Comb the records below for the string "bardzo" and copy each line where it turns up.

## BEGIN EXTRACTED MATERIAL

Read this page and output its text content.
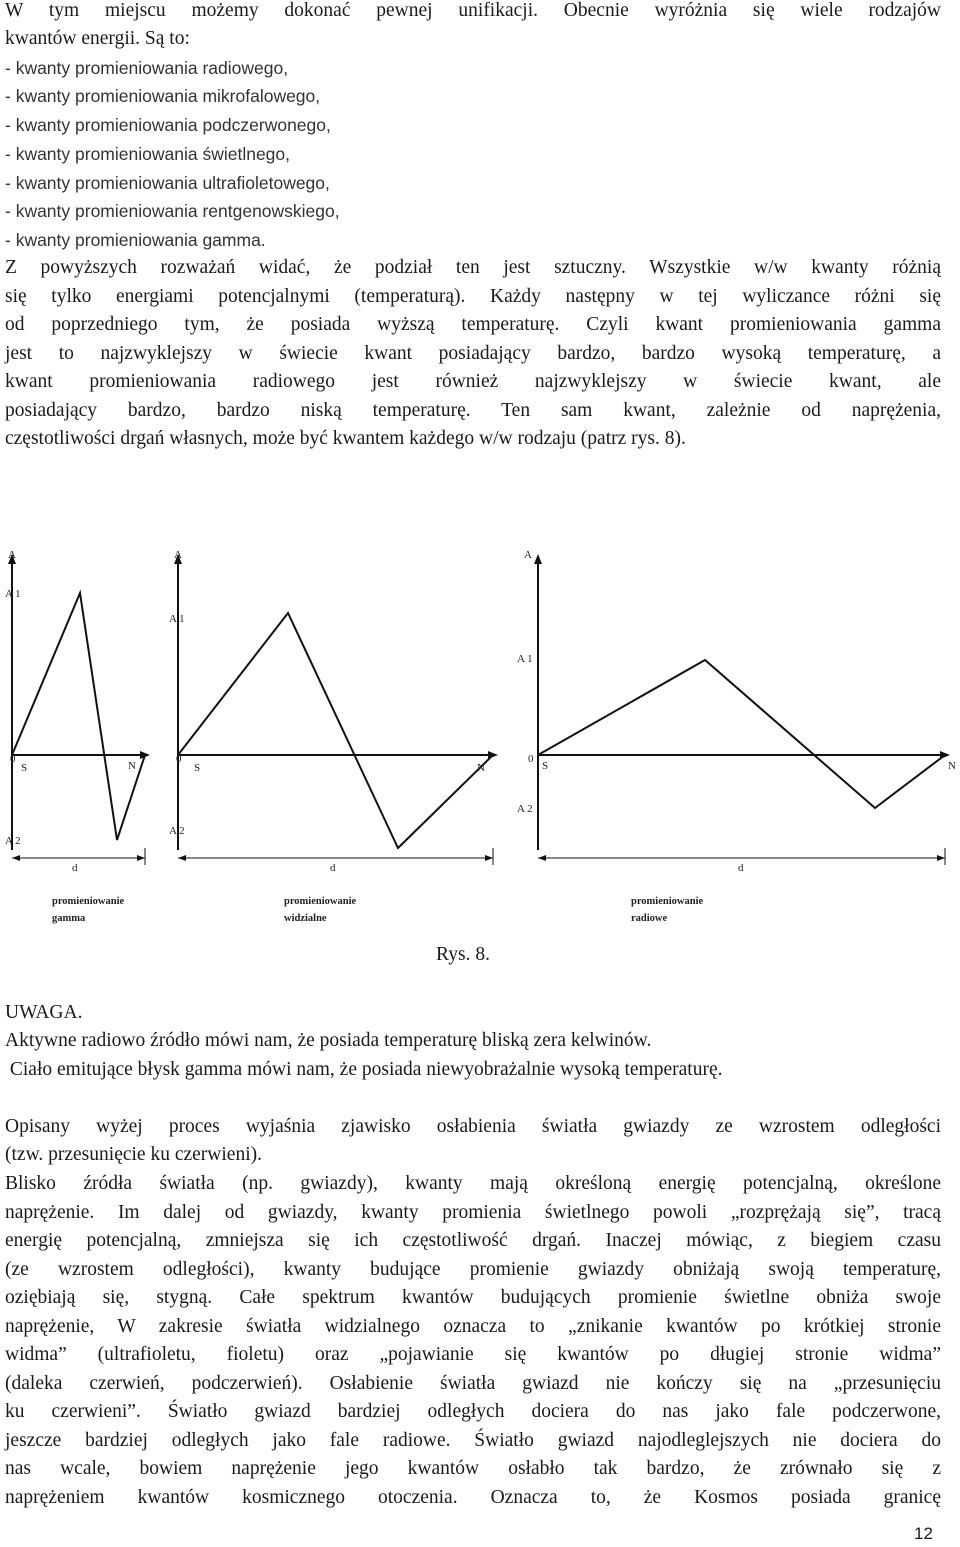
W tym miejscu możemy dokonać pewnej unifikacji. Obecnie wyróżnia się wiele rodzajów
kwantów energii. Są to:
- kwanty promieniowania radiowego,
- kwanty promieniowania mikrofalowego,
- kwanty promieniowania podczerwonego,
- kwanty promieniowania świetlnego,
- kwanty promieniowania ultrafioletowego,
- kwanty promieniowania rentgenowskiego,
- kwanty promieniowania gamma.
Z powyższych rozważań widać, że podział ten jest sztuczny. Wszystkie w/w kwanty różnią
się tylko energiami potencjalnymi (temperaturą). Każdy następny w tej wyliczance różni się
od poprzedniego tym, że posiada wyższą temperaturę. Czyli kwant promieniowania gamma
jest to najzwyklejszy w świecie kwant posiadający bardzo, bardzo wysoką temperaturę, a
kwant promieniowania radiowego jest również najzwyklejszy w świecie kwant, ale
posiadający bardzo, bardzo niską temperaturę. Ten sam kwant, zależnie od naprężenia,
częstotliwości drgań własnych, może być kwantem każdego w/w rodzaju (patrz rys. 8).
A
A 1
0
S	N
A 2
d
promieniowanie
gamma
A
A 1
0
S	N
A 2
d
promieniowanie
widzialne
A
A 1
0
S	N
A 2
d
promieniowanie
radiowe
Rys. 8.
UWAGA.
Aktywne radiowo źródło mówi nam, że posiada temperaturę bliską zera kelwinów.
Ciało emitujące błysk gamma mówi nam, że posiada niewyobrażalnie wysoką temperaturę.
Opisany wyżej proces wyjaśnia zjawisko osłabienia światła gwiazdy ze wzrostem odległości
(tzw. przesunięcie ku czerwieni).
Blisko źródła światła (np. gwiazdy), kwanty mają określoną energię potencjalną, określone
naprężenie. Im dalej od gwiazdy, kwanty promienia świetlnego powoli „rozprężają się”, tracą
energię potencjalną, zmniejsza się ich częstotliwość drgań. Inaczej mówiąc, z biegiem czasu
(ze wzrostem odległości), kwanty budujące promienie gwiazdy obniżają swoją temperaturę,
oziębiają się, stygną. Całe spektrum kwantów budujących promienie świetlne obniża swoje
naprężenie, W zakresie światła widzialnego oznacza to „znikanie kwantów po krótkiej stronie
widma” (ultrafioletu, fioletu) oraz „pojawianie się kwantów po długiej stronie widma”
(daleka czerwień, podczerwień). Osłabienie światła gwiazd nie kończy się na „przesunięciu
ku czerwieni”. Światło gwiazd bardziej odległych dociera do nas jako fale podczerwone,
jeszcze bardziej odległych jako fale radiowe. Światło gwiazd najodleglejszych nie dociera do
nas wcale, bowiem naprężenie jego kwantów osłabło tak bardzo, że zrównało się z
naprężeniem kwantów kosmicznego otoczenia. Oznacza to, że Kosmos posiada granicę
12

## END EXTRACTED MATERIAL

_PROBLEM SOLUTION_.
jest to najzwyklejszy w świecie kwant posiadający bardzo, bardzo wysoką temperaturę, a
posiadający bardzo, bardzo niską temperaturę. Ten sam kwant, zależnie od naprężenia,
nas wcale, bowiem naprężenie jego kwantów osłabło tak bardzo, że zrównało się z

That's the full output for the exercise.